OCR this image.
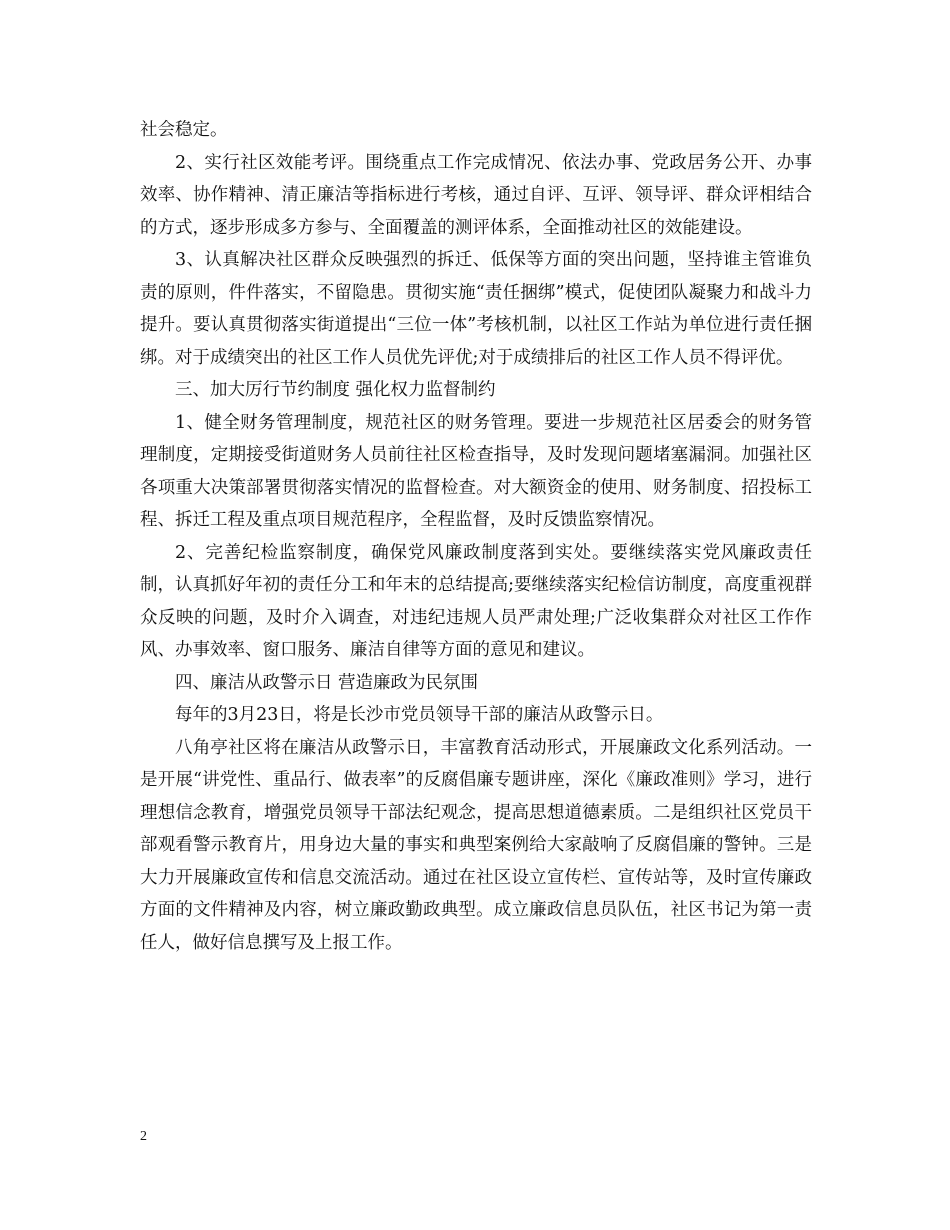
社会稳定。

2、实行社区效能考评。围绕重点工作完成情况、依法办事、党政居务公开、办事效率、协作精神、清正廉洁等指标进行考核，通过自评、互评、领导评、群众评相结合的方式，逐步形成多方参与、全面覆盖的测评体系，全面推动社区的效能建设。

3、认真解决社区群众反映强烈的拆迁、低保等方面的突出问题，坚持谁主管谁负责的原则，件件落实，不留隐患。贯彻实施“责任捆绑”模式，促使团队凝聚力和战斗力提升。要认真贯彻落实街道提出“三位一体”考核机制，以社区工作站为单位进行责任捆绑。对于成绩突出的社区工作人员优先评优;对于成绩排后的社区工作人员不得评优。

三、加大厉行节约制度 强化权力监督制约

1、健全财务管理制度，规范社区的财务管理。要进一步规范社区居委会的财务管理制度，定期接受街道财务人员前往社区检查指导，及时发现问题堵塞漏洞。加强社区各项重大决策部署贯彻落实情况的监督检查。对大额资金的使用、财务制度、招投标工程、拆迁工程及重点项目规范程序，全程监督，及时反馈监察情况。

2、完善纪检监察制度，确保党风廉政制度落到实处。要继续落实党风廉政责任制，认真抓好年初的责任分工和年末的总结提高;要继续落实纪检信访制度，高度重视群众反映的问题，及时介入调查，对违纪违规人员严肃处理;广泛收集群众对社区工作作风、办事效率、窗口服务、廉洁自律等方面的意见和建议。

四、廉洁从政警示日 营造廉政为民氛围

每年的3月23日，将是长沙市党员领导干部的廉洁从政警示日。

八角亭社区将在廉洁从政警示日，丰富教育活动形式，开展廉政文化系列活动。一是开展“讲党性、重品行、做表率”的反腐倡廉专题讲座，深化《廉政准则》学习，进行理想信念教育，增强党员领导干部法纪观念，提高思想道德素质。二是组织社区党员干部观看警示教育片，用身边大量的事实和典型案例给大家敲响了反腐倡廉的警钟。三是大力开展廉政宣传和信息交流活动。通过在社区设立宣传栏、宣传站等，及时宣传廉政方面的文件精神及内容，树立廉政勤政典型。成立廉政信息员队伍，社区书记为第一责任人，做好信息撰写及上报工作。

2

━━━━

:: What the task requires ::
Each entry should be repeated exactly as it appears; the pictures stay out.

:: Final answer ::
OCR this image.
社会稳定。

2、实行社区效能考评。围绕重点工作完成情况、依法办事、党政居务公开、办事效率、协作精神、清正廉洁等指标进行考核，通过自评、互评、领导评、群众评相结合的方式，逐步形成多方参与、全面覆盖的测评体系，全面推动社区的效能建设。

3、认真解决社区群众反映强烈的拆迁、低保等方面的突出问题，坚持谁主管谁负责的原则，件件落实，不留隐患。贯彻实施“责任捆绑”模式，促使团队凝聚力和战斗力提升。要认真贯彻落实街道提出“三位一体”考核机制，以社区工作站为单位进行责任捆绑。对于成绩突出的社区工作人员优先评优;对于成绩排后的社区工作人员不得评优。

三、加大厉行节约制度 强化权力监督制约

1、健全财务管理制度，规范社区的财务管理。要进一步规范社区居委会的财务管理制度，定期接受街道财务人员前往社区检查指导，及时发现问题堵塞漏洞。加强社区各项重大决策部署贯彻落实情况的监督检查。对大额资金的使用、财务制度、招投标工程、拆迁工程及重点项目规范程序，全程监督，及时反馈监察情况。

2、完善纪检监察制度，确保党风廉政制度落到实处。要继续落实党风廉政责任制，认真抓好年初的责任分工和年末的总结提高;要继续落实纪检信访制度，高度重视群众反映的问题，及时介入调查，对违纪违规人员严肃处理;广泛收集群众对社区工作作风、办事效率、窗口服务、廉洁自律等方面的意见和建议。

四、廉洁从政警示日 营造廉政为民氛围

每年的3月23日，将是长沙市党员领导干部的廉洁从政警示日。

八角亭社区将在廉洁从政警示日，丰富教育活动形式，开展廉政文化系列活动。一是开展“讲党性、重品行、做表率”的反腐倡廉专题讲座，深化《廉政准则》学习，进行理想信念教育，增强党员领导干部法纪观念，提高思想道德素质。二是组织社区党员干部观看警示教育片，用身边大量的事实和典型案例给大家敲响了反腐倡廉的警钟。三是大力开展廉政宣传和信息交流活动。通过在社区设立宣传栏、宣传站等，及时宣传廉政方面的文件精神及内容，树立廉政勤政典型。成立廉政信息员队伍，社区书记为第一责任人，做好信息撰写及上报工作。

2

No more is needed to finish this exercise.